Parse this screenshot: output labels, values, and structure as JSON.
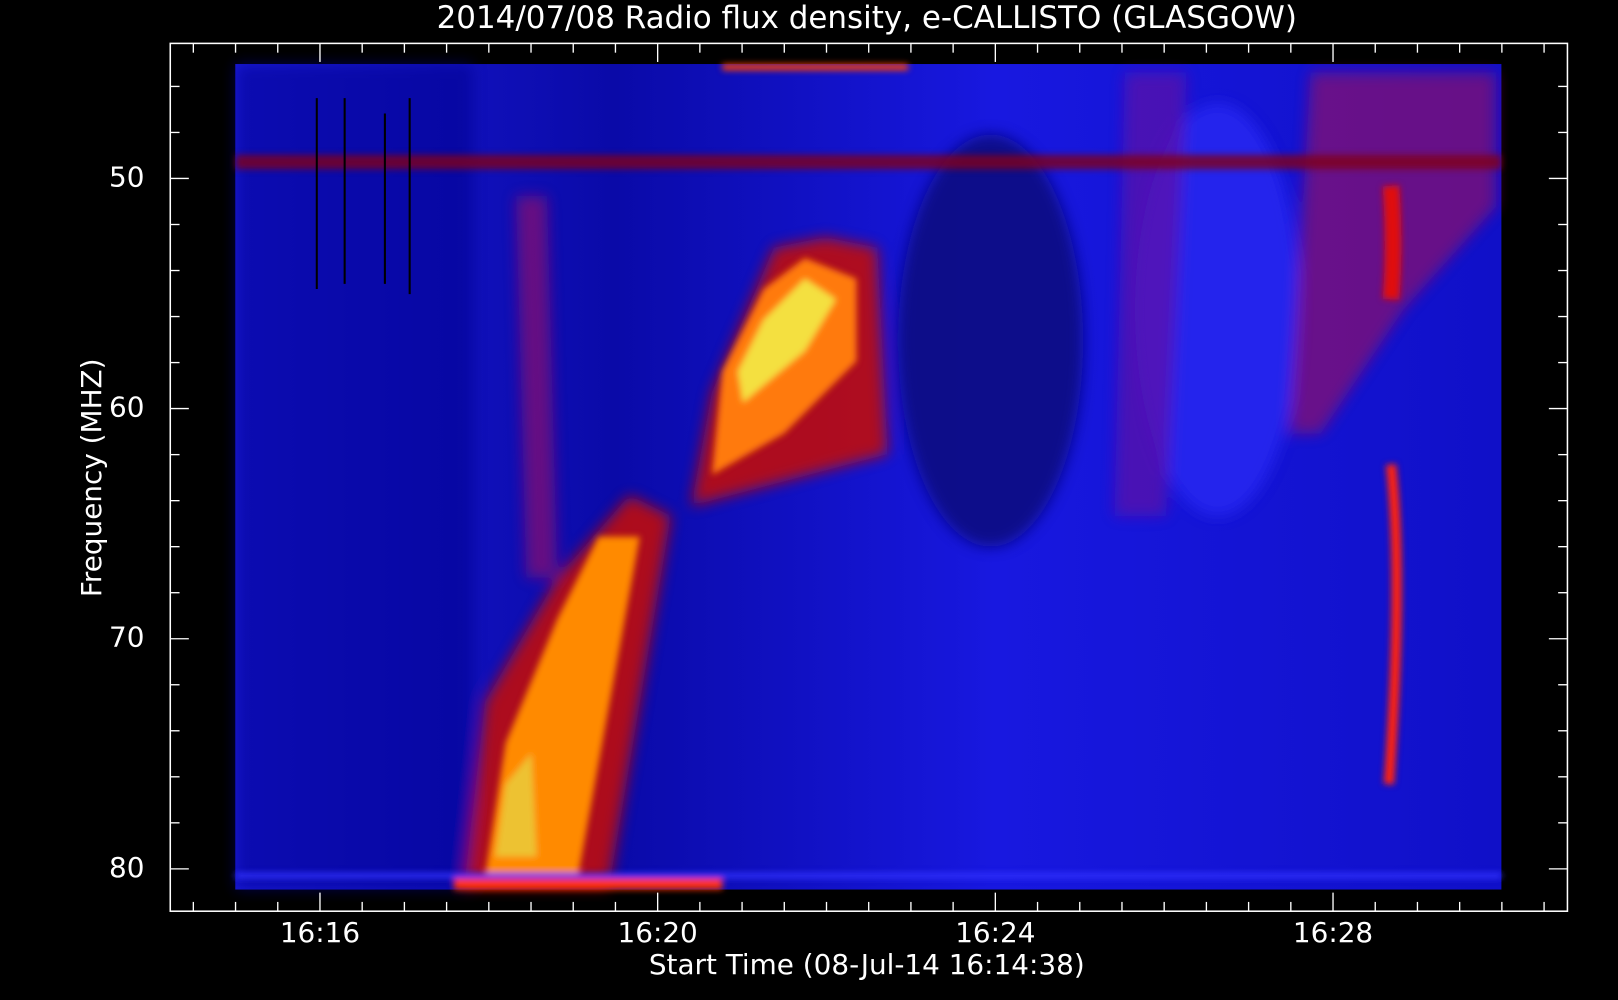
{
  "chart_data": {
    "type": "spectrogram",
    "title": "2014/07/08  Radio flux density, e-CALLISTO (GLASGOW)",
    "xlabel": "Start Time (08-Jul-14 16:14:38)",
    "ylabel": "Frequency (MHZ)",
    "xlim": [
      58453.6,
      59446.6
    ],
    "xticks": [
      {
        "value": 58560,
        "label": "16:16"
      },
      {
        "value": 58800,
        "label": "16:20"
      },
      {
        "value": 59040,
        "label": "16:24"
      },
      {
        "value": 59280,
        "label": "16:28"
      }
    ],
    "xminorticks": [
      58470,
      58500,
      58530,
      58590,
      58620,
      58650,
      58680,
      58710,
      58740,
      58770,
      58830,
      58860,
      58890,
      58920,
      58950,
      58980,
      59010,
      59070,
      59100,
      59130,
      59160,
      59190,
      59220,
      59250,
      59310,
      59340,
      59370,
      59400,
      59430
    ],
    "ylim": [
      81.84,
      44.13
    ],
    "yticks": [
      50,
      60,
      70,
      80
    ],
    "yminorticks": [
      46,
      48,
      52,
      54,
      56,
      58,
      62,
      64,
      66,
      68,
      72,
      74,
      76,
      78
    ]
  }
}
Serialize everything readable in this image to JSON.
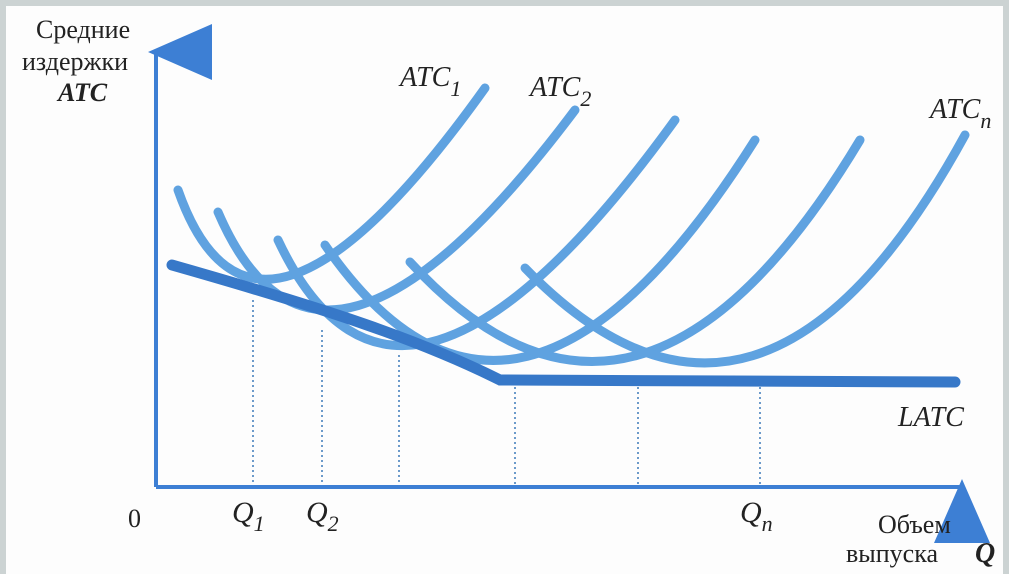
{
  "axes": {
    "y_label_line1": "Средние",
    "y_label_line2": "издержки",
    "y_label_line3": "ATC",
    "x_label_line1": "Объем",
    "x_label_line2": "выпуска",
    "x_label_sym": "Q",
    "origin": "0"
  },
  "ticks": [
    {
      "base": "Q",
      "sub": "1"
    },
    {
      "base": "Q",
      "sub": "2"
    },
    {
      "base": "Q",
      "sub": "n"
    }
  ],
  "curve_labels": [
    {
      "base": "ATC",
      "sub": "1"
    },
    {
      "base": "ATC",
      "sub": "2"
    },
    {
      "base": "ATC",
      "sub": "n"
    }
  ],
  "envelope_label": "LATC",
  "colors": {
    "curve": "#5fa2e0",
    "envelope": "#3778c8",
    "axis": "#3d7fd4",
    "guide": "#2f6fb5",
    "frame": "#ccd3d3"
  }
}
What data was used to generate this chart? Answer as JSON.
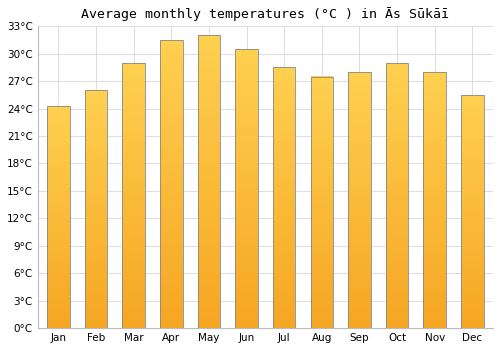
{
  "title": "Average monthly temperatures (°C ) in Ās Sūkāī",
  "months": [
    "Jan",
    "Feb",
    "Mar",
    "Apr",
    "May",
    "Jun",
    "Jul",
    "Aug",
    "Sep",
    "Oct",
    "Nov",
    "Dec"
  ],
  "values": [
    24.3,
    26.0,
    29.0,
    31.5,
    32.0,
    30.5,
    28.5,
    27.5,
    28.0,
    29.0,
    28.0,
    25.5
  ],
  "ylim": [
    0,
    33
  ],
  "yticks": [
    0,
    3,
    6,
    9,
    12,
    15,
    18,
    21,
    24,
    27,
    30,
    33
  ],
  "bar_color_bottom": "#F5A623",
  "bar_color_top": "#FFD050",
  "bar_edge_color": "#888888",
  "background_color": "#ffffff",
  "grid_color": "#dddddd",
  "title_fontsize": 9.5,
  "tick_fontsize": 7.5,
  "bar_width": 0.6,
  "n_grad": 60
}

PROBLEM STATEMENT.
Excluding the pictures, reproduce every entry exactly as given.

FULL OUTPUT.
Parse this screenshot: output labels, values, and structure as JSON.
{
  "chart_data": {
    "type": "spectrogram",
    "title": "2014/07/08  Radio flux density, e-CALLISTO (GLASGOW)",
    "xlabel": "Start Time (08-Jul-14 16:14:38)",
    "ylabel": "Frequency (MHZ)",
    "xlim": [
      58453.6,
      59446.6
    ],
    "xticks": [
      {
        "value": 58560,
        "label": "16:16"
      },
      {
        "value": 58800,
        "label": "16:20"
      },
      {
        "value": 59040,
        "label": "16:24"
      },
      {
        "value": 59280,
        "label": "16:28"
      }
    ],
    "xminorticks": [
      58470,
      58500,
      58530,
      58590,
      58620,
      58650,
      58680,
      58710,
      58740,
      58770,
      58830,
      58860,
      58890,
      58920,
      58950,
      58980,
      59010,
      59070,
      59100,
      59130,
      59160,
      59190,
      59220,
      59250,
      59310,
      59340,
      59370,
      59400,
      59430
    ],
    "ylim": [
      81.84,
      44.13
    ],
    "yticks": [
      50,
      60,
      70,
      80
    ],
    "yminorticks": [
      46,
      48,
      52,
      54,
      56,
      58,
      62,
      64,
      66,
      68,
      72,
      74,
      76,
      78
    ]
  }
}
Serialize everything readable in this image to JSON.
{
  "axes": {
    "y_label_line1": "Средние",
    "y_label_line2": "издержки",
    "y_label_line3": "ATC",
    "x_label_line1": "Объем",
    "x_label_line2": "выпуска",
    "x_label_sym": "Q",
    "origin": "0"
  },
  "ticks": [
    {
      "base": "Q",
      "sub": "1"
    },
    {
      "base": "Q",
      "sub": "2"
    },
    {
      "base": "Q",
      "sub": "n"
    }
  ],
  "curve_labels": [
    {
      "base": "ATC",
      "sub": "1"
    },
    {
      "base": "ATC",
      "sub": "2"
    },
    {
      "base": "ATC",
      "sub": "n"
    }
  ],
  "envelope_label": "LATC",
  "colors": {
    "curve": "#5fa2e0",
    "envelope": "#3778c8",
    "axis": "#3d7fd4",
    "guide": "#2f6fb5",
    "frame": "#ccd3d3"
  }
}
What data was used to generate this chart? Answer as JSON.
{
  "title": "Average monthly temperatures (°C ) in Ās Sūkāī",
  "months": [
    "Jan",
    "Feb",
    "Mar",
    "Apr",
    "May",
    "Jun",
    "Jul",
    "Aug",
    "Sep",
    "Oct",
    "Nov",
    "Dec"
  ],
  "values": [
    24.3,
    26.0,
    29.0,
    31.5,
    32.0,
    30.5,
    28.5,
    27.5,
    28.0,
    29.0,
    28.0,
    25.5
  ],
  "ylim": [
    0,
    33
  ],
  "yticks": [
    0,
    3,
    6,
    9,
    12,
    15,
    18,
    21,
    24,
    27,
    30,
    33
  ],
  "bar_color_bottom": "#F5A623",
  "bar_color_top": "#FFD050",
  "bar_edge_color": "#888888",
  "background_color": "#ffffff",
  "grid_color": "#dddddd",
  "title_fontsize": 9.5,
  "tick_fontsize": 7.5,
  "bar_width": 0.6,
  "n_grad": 60
}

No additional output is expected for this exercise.